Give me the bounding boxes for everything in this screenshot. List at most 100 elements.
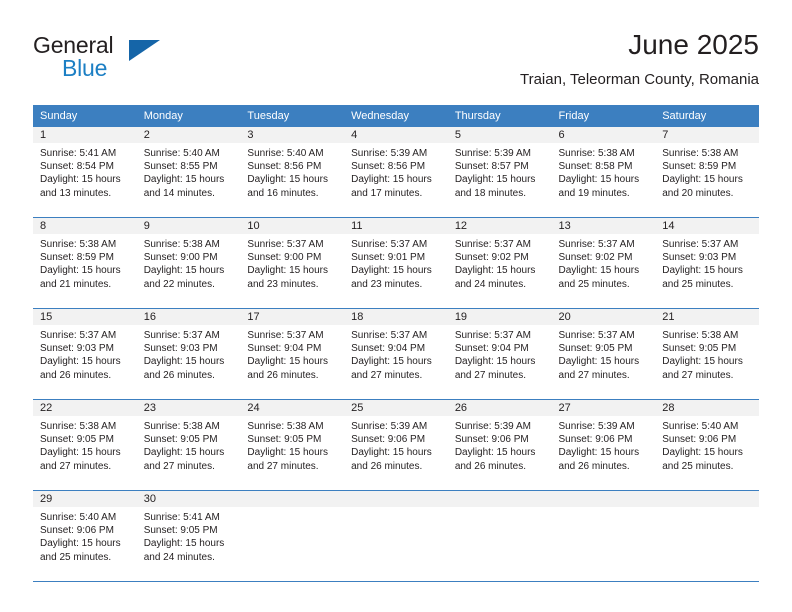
sunset-text: Sunset: 9:04 PM — [351, 343, 426, 355]
day-details: Sunrise: 5:39 AM Sunset: 8:56 PM Dayligh… — [344, 143, 448, 200]
day-cell[interactable]: 5 Sunrise: 5:39 AM Sunset: 8:57 PM Dayli… — [447, 127, 552, 218]
day-details: Sunrise: 5:38 AM Sunset: 9:05 PM Dayligh… — [137, 416, 241, 473]
sunrise-text: Sunrise: 5:38 AM — [662, 330, 739, 341]
daylight-text-line2: and 25 minutes. — [662, 460, 734, 472]
daylight-text-line1: Daylight: 15 hours — [143, 538, 225, 550]
sunset-text: Sunset: 9:00 PM — [143, 252, 218, 264]
day-cell[interactable]: 26 Sunrise: 5:39 AM Sunset: 9:06 PM Dayl… — [447, 399, 552, 491]
day-number — [240, 491, 345, 507]
sunrise-text: Sunrise: 5:37 AM — [351, 239, 428, 250]
day-details: Sunrise: 5:39 AM Sunset: 9:06 PM Dayligh… — [344, 416, 448, 473]
day-number: 28 — [655, 400, 759, 416]
day-cell[interactable]: 6 Sunrise: 5:38 AM Sunset: 8:58 PM Dayli… — [551, 127, 656, 218]
sunrise-text: Sunrise: 5:38 AM — [143, 239, 220, 250]
day-cell[interactable]: 21 Sunrise: 5:38 AM Sunset: 9:05 PM Dayl… — [655, 308, 759, 400]
day-cell[interactable]: 2 Sunrise: 5:40 AM Sunset: 8:55 PM Dayli… — [136, 127, 241, 218]
weekday-header-friday: Friday — [551, 105, 656, 127]
calendar-body: 1 Sunrise: 5:41 AM Sunset: 8:54 PM Dayli… — [33, 127, 759, 582]
day-details: Sunrise: 5:39 AM Sunset: 9:06 PM Dayligh… — [448, 416, 552, 473]
day-cell-empty — [551, 490, 656, 582]
sunset-text: Sunset: 8:59 PM — [40, 252, 114, 264]
daylight-text-line1: Daylight: 15 hours — [558, 174, 640, 186]
day-cell[interactable]: 20 Sunrise: 5:37 AM Sunset: 9:05 PM Dayl… — [551, 308, 656, 400]
sunset-text: Sunset: 8:55 PM — [143, 161, 218, 173]
day-cell[interactable]: 23 Sunrise: 5:38 AM Sunset: 9:05 PM Dayl… — [136, 399, 241, 491]
daylight-text-line1: Daylight: 15 hours — [558, 265, 640, 277]
sunset-text: Sunset: 9:03 PM — [40, 343, 114, 355]
sunset-text: Sunset: 9:05 PM — [558, 343, 633, 355]
day-cell[interactable]: 19 Sunrise: 5:37 AM Sunset: 9:04 PM Dayl… — [447, 308, 552, 400]
daylight-text-line1: Daylight: 15 hours — [40, 174, 121, 186]
day-cell[interactable]: 24 Sunrise: 5:38 AM Sunset: 9:05 PM Dayl… — [240, 399, 345, 491]
sunrise-text: Sunrise: 5:40 AM — [662, 421, 739, 432]
sunrise-text: Sunrise: 5:40 AM — [40, 512, 117, 523]
day-details: Sunrise: 5:37 AM Sunset: 9:00 PM Dayligh… — [240, 234, 344, 291]
day-cell[interactable]: 4 Sunrise: 5:39 AM Sunset: 8:56 PM Dayli… — [344, 127, 448, 218]
sunrise-text: Sunrise: 5:39 AM — [558, 421, 635, 432]
sunset-text: Sunset: 9:05 PM — [40, 434, 114, 446]
daylight-text-line2: and 19 minutes. — [558, 187, 630, 199]
day-number: 8 — [33, 218, 137, 234]
day-cell[interactable]: 14 Sunrise: 5:37 AM Sunset: 9:03 PM Dayl… — [655, 217, 759, 309]
calendar-week-row: 22 Sunrise: 5:38 AM Sunset: 9:05 PM Dayl… — [33, 399, 759, 491]
day-details: Sunrise: 5:38 AM Sunset: 9:05 PM Dayligh… — [33, 416, 137, 473]
weekday-header-tuesday: Tuesday — [240, 105, 345, 127]
day-details: Sunrise: 5:40 AM Sunset: 8:55 PM Dayligh… — [137, 143, 241, 200]
day-number: 23 — [136, 400, 241, 416]
day-cell[interactable]: 7 Sunrise: 5:38 AM Sunset: 8:59 PM Dayli… — [655, 127, 759, 218]
daylight-text-line2: and 27 minutes. — [40, 460, 112, 472]
daylight-text-line1: Daylight: 15 hours — [662, 265, 743, 277]
sunrise-text: Sunrise: 5:38 AM — [40, 239, 117, 250]
day-cell[interactable]: 27 Sunrise: 5:39 AM Sunset: 9:06 PM Dayl… — [551, 399, 656, 491]
daylight-text-line2: and 26 minutes. — [40, 369, 112, 381]
day-cell[interactable]: 11 Sunrise: 5:37 AM Sunset: 9:01 PM Dayl… — [344, 217, 448, 309]
day-cell[interactable]: 10 Sunrise: 5:37 AM Sunset: 9:00 PM Dayl… — [240, 217, 345, 309]
daylight-text-line2: and 25 minutes. — [662, 278, 734, 290]
daylight-text-line2: and 27 minutes. — [558, 369, 630, 381]
day-cell[interactable]: 18 Sunrise: 5:37 AM Sunset: 9:04 PM Dayl… — [344, 308, 448, 400]
daylight-text-line1: Daylight: 15 hours — [662, 447, 743, 459]
daylight-text-line1: Daylight: 15 hours — [558, 356, 640, 368]
sunset-text: Sunset: 9:00 PM — [247, 252, 322, 264]
daylight-text-line1: Daylight: 15 hours — [454, 356, 536, 368]
sunrise-text: Sunrise: 5:38 AM — [247, 421, 324, 432]
weekday-header-thursday: Thursday — [447, 105, 552, 127]
day-cell[interactable]: 29 Sunrise: 5:40 AM Sunset: 9:06 PM Dayl… — [33, 490, 137, 582]
day-cell[interactable]: 3 Sunrise: 5:40 AM Sunset: 8:56 PM Dayli… — [240, 127, 345, 218]
day-cell[interactable]: 12 Sunrise: 5:37 AM Sunset: 9:02 PM Dayl… — [447, 217, 552, 309]
daylight-text-line1: Daylight: 15 hours — [454, 447, 536, 459]
sunset-text: Sunset: 8:59 PM — [662, 161, 737, 173]
day-cell[interactable]: 16 Sunrise: 5:37 AM Sunset: 9:03 PM Dayl… — [136, 308, 241, 400]
day-details: Sunrise: 5:37 AM Sunset: 9:03 PM Dayligh… — [33, 325, 137, 382]
brand-name-blue: Blue — [62, 55, 108, 81]
day-details: Sunrise: 5:37 AM Sunset: 9:02 PM Dayligh… — [448, 234, 552, 291]
sunrise-text: Sunrise: 5:37 AM — [247, 239, 324, 250]
page-title: June 2025 — [628, 29, 759, 60]
day-number: 30 — [136, 491, 241, 507]
daylight-text-line1: Daylight: 15 hours — [351, 265, 432, 277]
day-cell[interactable]: 9 Sunrise: 5:38 AM Sunset: 9:00 PM Dayli… — [136, 217, 241, 309]
page-header: General Blue June 2025 Traian, Teleorman… — [33, 28, 759, 100]
day-details: Sunrise: 5:38 AM Sunset: 9:05 PM Dayligh… — [655, 325, 759, 382]
daylight-text-line2: and 14 minutes. — [143, 187, 215, 199]
brand-triangle-icon — [129, 40, 160, 61]
day-cell[interactable]: 22 Sunrise: 5:38 AM Sunset: 9:05 PM Dayl… — [33, 399, 137, 491]
day-cell[interactable]: 1 Sunrise: 5:41 AM Sunset: 8:54 PM Dayli… — [33, 127, 137, 218]
day-details: Sunrise: 5:38 AM Sunset: 9:00 PM Dayligh… — [137, 234, 241, 291]
sunset-text: Sunset: 9:05 PM — [662, 343, 737, 355]
brand-logo[interactable]: General Blue — [33, 32, 163, 88]
day-number: 1 — [33, 127, 137, 143]
day-cell[interactable]: 30 Sunrise: 5:41 AM Sunset: 9:05 PM Dayl… — [136, 490, 241, 582]
day-cell[interactable]: 8 Sunrise: 5:38 AM Sunset: 8:59 PM Dayli… — [33, 217, 137, 309]
day-cell[interactable]: 28 Sunrise: 5:40 AM Sunset: 9:06 PM Dayl… — [655, 399, 759, 491]
sunrise-text: Sunrise: 5:41 AM — [143, 512, 220, 523]
day-cell[interactable]: 25 Sunrise: 5:39 AM Sunset: 9:06 PM Dayl… — [344, 399, 448, 491]
sunrise-text: Sunrise: 5:39 AM — [351, 421, 428, 432]
day-cell[interactable]: 13 Sunrise: 5:37 AM Sunset: 9:02 PM Dayl… — [551, 217, 656, 309]
sunset-text: Sunset: 9:04 PM — [247, 343, 322, 355]
daylight-text-line1: Daylight: 15 hours — [143, 447, 225, 459]
day-cell[interactable]: 15 Sunrise: 5:37 AM Sunset: 9:03 PM Dayl… — [33, 308, 137, 400]
sunrise-text: Sunrise: 5:38 AM — [40, 421, 117, 432]
day-cell[interactable]: 17 Sunrise: 5:37 AM Sunset: 9:04 PM Dayl… — [240, 308, 345, 400]
day-number: 29 — [33, 491, 137, 507]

_Exercise_
Find every line in the records above that contains the string "page", treating uppercase and lowercase as different, and copy each of those lines.

_Result_
page-title: June 2025 — [628, 29, 759, 60]
page-header: General Blue June 2025 Traian, Teleorman… — [33, 28, 759, 100]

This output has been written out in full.